Start of DATA PROVIDED

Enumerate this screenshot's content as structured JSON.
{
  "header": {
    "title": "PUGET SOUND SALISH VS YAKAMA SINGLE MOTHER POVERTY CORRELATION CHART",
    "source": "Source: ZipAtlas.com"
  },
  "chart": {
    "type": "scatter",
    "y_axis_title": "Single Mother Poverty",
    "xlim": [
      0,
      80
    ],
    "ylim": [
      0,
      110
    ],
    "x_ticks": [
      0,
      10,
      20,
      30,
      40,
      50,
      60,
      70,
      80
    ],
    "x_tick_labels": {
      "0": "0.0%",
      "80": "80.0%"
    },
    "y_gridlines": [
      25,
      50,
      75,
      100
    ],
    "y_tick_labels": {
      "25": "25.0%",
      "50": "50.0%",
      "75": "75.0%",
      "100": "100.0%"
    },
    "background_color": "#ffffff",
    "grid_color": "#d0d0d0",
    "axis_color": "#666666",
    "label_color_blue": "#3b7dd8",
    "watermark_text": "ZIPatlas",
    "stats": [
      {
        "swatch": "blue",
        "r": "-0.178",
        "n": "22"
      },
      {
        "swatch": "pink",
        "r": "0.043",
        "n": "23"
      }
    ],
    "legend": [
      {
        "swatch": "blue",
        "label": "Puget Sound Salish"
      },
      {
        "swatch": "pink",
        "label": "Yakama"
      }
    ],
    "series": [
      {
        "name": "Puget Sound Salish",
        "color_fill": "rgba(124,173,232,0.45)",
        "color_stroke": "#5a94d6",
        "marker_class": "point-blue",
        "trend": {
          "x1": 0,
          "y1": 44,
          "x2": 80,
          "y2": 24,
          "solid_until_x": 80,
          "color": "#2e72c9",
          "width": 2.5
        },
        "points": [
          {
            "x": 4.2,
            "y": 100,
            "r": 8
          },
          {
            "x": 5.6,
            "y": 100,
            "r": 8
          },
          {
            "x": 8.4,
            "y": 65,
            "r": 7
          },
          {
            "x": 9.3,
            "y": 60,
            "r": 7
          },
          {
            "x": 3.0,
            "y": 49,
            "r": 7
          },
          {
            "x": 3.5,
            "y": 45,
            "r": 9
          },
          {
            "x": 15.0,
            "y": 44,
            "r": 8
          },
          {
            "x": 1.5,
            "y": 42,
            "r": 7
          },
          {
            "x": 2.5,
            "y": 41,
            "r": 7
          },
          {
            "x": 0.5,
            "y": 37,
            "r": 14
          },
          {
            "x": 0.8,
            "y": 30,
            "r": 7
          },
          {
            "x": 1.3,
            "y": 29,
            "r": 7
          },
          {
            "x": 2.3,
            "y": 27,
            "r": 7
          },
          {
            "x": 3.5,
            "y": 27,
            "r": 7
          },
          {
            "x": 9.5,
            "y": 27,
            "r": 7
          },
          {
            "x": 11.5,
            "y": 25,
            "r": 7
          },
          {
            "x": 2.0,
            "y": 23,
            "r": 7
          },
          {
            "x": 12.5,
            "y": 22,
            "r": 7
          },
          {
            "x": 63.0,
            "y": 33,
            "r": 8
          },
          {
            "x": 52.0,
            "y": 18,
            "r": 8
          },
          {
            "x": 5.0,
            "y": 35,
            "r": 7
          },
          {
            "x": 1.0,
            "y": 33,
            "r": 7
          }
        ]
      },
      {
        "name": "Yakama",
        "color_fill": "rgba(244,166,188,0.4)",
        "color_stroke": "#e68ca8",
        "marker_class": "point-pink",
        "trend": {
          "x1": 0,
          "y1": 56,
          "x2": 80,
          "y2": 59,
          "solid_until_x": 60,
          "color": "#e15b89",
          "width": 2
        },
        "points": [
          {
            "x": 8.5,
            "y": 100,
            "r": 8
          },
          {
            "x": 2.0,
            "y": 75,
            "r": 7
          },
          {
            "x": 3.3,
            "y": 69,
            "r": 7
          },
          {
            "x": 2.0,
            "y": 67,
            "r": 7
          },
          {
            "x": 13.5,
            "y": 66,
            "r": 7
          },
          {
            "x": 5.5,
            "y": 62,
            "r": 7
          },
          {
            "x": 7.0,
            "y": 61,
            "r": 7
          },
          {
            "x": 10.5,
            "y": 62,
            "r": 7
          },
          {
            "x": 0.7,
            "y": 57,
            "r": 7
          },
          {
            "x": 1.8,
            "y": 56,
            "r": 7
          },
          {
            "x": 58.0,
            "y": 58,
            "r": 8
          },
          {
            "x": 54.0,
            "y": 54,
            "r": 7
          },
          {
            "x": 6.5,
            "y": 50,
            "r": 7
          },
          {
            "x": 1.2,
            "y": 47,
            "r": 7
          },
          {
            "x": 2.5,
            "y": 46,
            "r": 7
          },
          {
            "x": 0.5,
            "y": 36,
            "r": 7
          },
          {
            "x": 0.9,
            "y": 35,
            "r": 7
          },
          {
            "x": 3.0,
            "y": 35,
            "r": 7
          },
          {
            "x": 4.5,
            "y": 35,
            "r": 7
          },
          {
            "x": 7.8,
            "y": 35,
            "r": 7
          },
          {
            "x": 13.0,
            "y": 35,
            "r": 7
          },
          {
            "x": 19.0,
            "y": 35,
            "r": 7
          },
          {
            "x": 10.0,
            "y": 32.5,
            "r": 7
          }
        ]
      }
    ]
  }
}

End of DATA PROVIDED

### EXERCISE TASK
Set down the listing in full, keeping every word exactly as it is.

### ANSWER
Enumerate this screenshot's content as structured JSON.
{
  "header": {
    "title": "PUGET SOUND SALISH VS YAKAMA SINGLE MOTHER POVERTY CORRELATION CHART",
    "source": "Source: ZipAtlas.com"
  },
  "chart": {
    "type": "scatter",
    "y_axis_title": "Single Mother Poverty",
    "xlim": [
      0,
      80
    ],
    "ylim": [
      0,
      110
    ],
    "x_ticks": [
      0,
      10,
      20,
      30,
      40,
      50,
      60,
      70,
      80
    ],
    "x_tick_labels": {
      "0": "0.0%",
      "80": "80.0%"
    },
    "y_gridlines": [
      25,
      50,
      75,
      100
    ],
    "y_tick_labels": {
      "25": "25.0%",
      "50": "50.0%",
      "75": "75.0%",
      "100": "100.0%"
    },
    "background_color": "#ffffff",
    "grid_color": "#d0d0d0",
    "axis_color": "#666666",
    "label_color_blue": "#3b7dd8",
    "watermark_text": "ZIPatlas",
    "stats": [
      {
        "swatch": "blue",
        "r": "-0.178",
        "n": "22"
      },
      {
        "swatch": "pink",
        "r": "0.043",
        "n": "23"
      }
    ],
    "legend": [
      {
        "swatch": "blue",
        "label": "Puget Sound Salish"
      },
      {
        "swatch": "pink",
        "label": "Yakama"
      }
    ],
    "series": [
      {
        "name": "Puget Sound Salish",
        "color_fill": "rgba(124,173,232,0.45)",
        "color_stroke": "#5a94d6",
        "marker_class": "point-blue",
        "trend": {
          "x1": 0,
          "y1": 44,
          "x2": 80,
          "y2": 24,
          "solid_until_x": 80,
          "color": "#2e72c9",
          "width": 2.5
        },
        "points": [
          {
            "x": 4.2,
            "y": 100,
            "r": 8
          },
          {
            "x": 5.6,
            "y": 100,
            "r": 8
          },
          {
            "x": 8.4,
            "y": 65,
            "r": 7
          },
          {
            "x": 9.3,
            "y": 60,
            "r": 7
          },
          {
            "x": 3.0,
            "y": 49,
            "r": 7
          },
          {
            "x": 3.5,
            "y": 45,
            "r": 9
          },
          {
            "x": 15.0,
            "y": 44,
            "r": 8
          },
          {
            "x": 1.5,
            "y": 42,
            "r": 7
          },
          {
            "x": 2.5,
            "y": 41,
            "r": 7
          },
          {
            "x": 0.5,
            "y": 37,
            "r": 14
          },
          {
            "x": 0.8,
            "y": 30,
            "r": 7
          },
          {
            "x": 1.3,
            "y": 29,
            "r": 7
          },
          {
            "x": 2.3,
            "y": 27,
            "r": 7
          },
          {
            "x": 3.5,
            "y": 27,
            "r": 7
          },
          {
            "x": 9.5,
            "y": 27,
            "r": 7
          },
          {
            "x": 11.5,
            "y": 25,
            "r": 7
          },
          {
            "x": 2.0,
            "y": 23,
            "r": 7
          },
          {
            "x": 12.5,
            "y": 22,
            "r": 7
          },
          {
            "x": 63.0,
            "y": 33,
            "r": 8
          },
          {
            "x": 52.0,
            "y": 18,
            "r": 8
          },
          {
            "x": 5.0,
            "y": 35,
            "r": 7
          },
          {
            "x": 1.0,
            "y": 33,
            "r": 7
          }
        ]
      },
      {
        "name": "Yakama",
        "color_fill": "rgba(244,166,188,0.4)",
        "color_stroke": "#e68ca8",
        "marker_class": "point-pink",
        "trend": {
          "x1": 0,
          "y1": 56,
          "x2": 80,
          "y2": 59,
          "solid_until_x": 60,
          "color": "#e15b89",
          "width": 2
        },
        "points": [
          {
            "x": 8.5,
            "y": 100,
            "r": 8
          },
          {
            "x": 2.0,
            "y": 75,
            "r": 7
          },
          {
            "x": 3.3,
            "y": 69,
            "r": 7
          },
          {
            "x": 2.0,
            "y": 67,
            "r": 7
          },
          {
            "x": 13.5,
            "y": 66,
            "r": 7
          },
          {
            "x": 5.5,
            "y": 62,
            "r": 7
          },
          {
            "x": 7.0,
            "y": 61,
            "r": 7
          },
          {
            "x": 10.5,
            "y": 62,
            "r": 7
          },
          {
            "x": 0.7,
            "y": 57,
            "r": 7
          },
          {
            "x": 1.8,
            "y": 56,
            "r": 7
          },
          {
            "x": 58.0,
            "y": 58,
            "r": 8
          },
          {
            "x": 54.0,
            "y": 54,
            "r": 7
          },
          {
            "x": 6.5,
            "y": 50,
            "r": 7
          },
          {
            "x": 1.2,
            "y": 47,
            "r": 7
          },
          {
            "x": 2.5,
            "y": 46,
            "r": 7
          },
          {
            "x": 0.5,
            "y": 36,
            "r": 7
          },
          {
            "x": 0.9,
            "y": 35,
            "r": 7
          },
          {
            "x": 3.0,
            "y": 35,
            "r": 7
          },
          {
            "x": 4.5,
            "y": 35,
            "r": 7
          },
          {
            "x": 7.8,
            "y": 35,
            "r": 7
          },
          {
            "x": 13.0,
            "y": 35,
            "r": 7
          },
          {
            "x": 19.0,
            "y": 35,
            "r": 7
          },
          {
            "x": 10.0,
            "y": 32.5,
            "r": 7
          }
        ]
      }
    ]
  }
}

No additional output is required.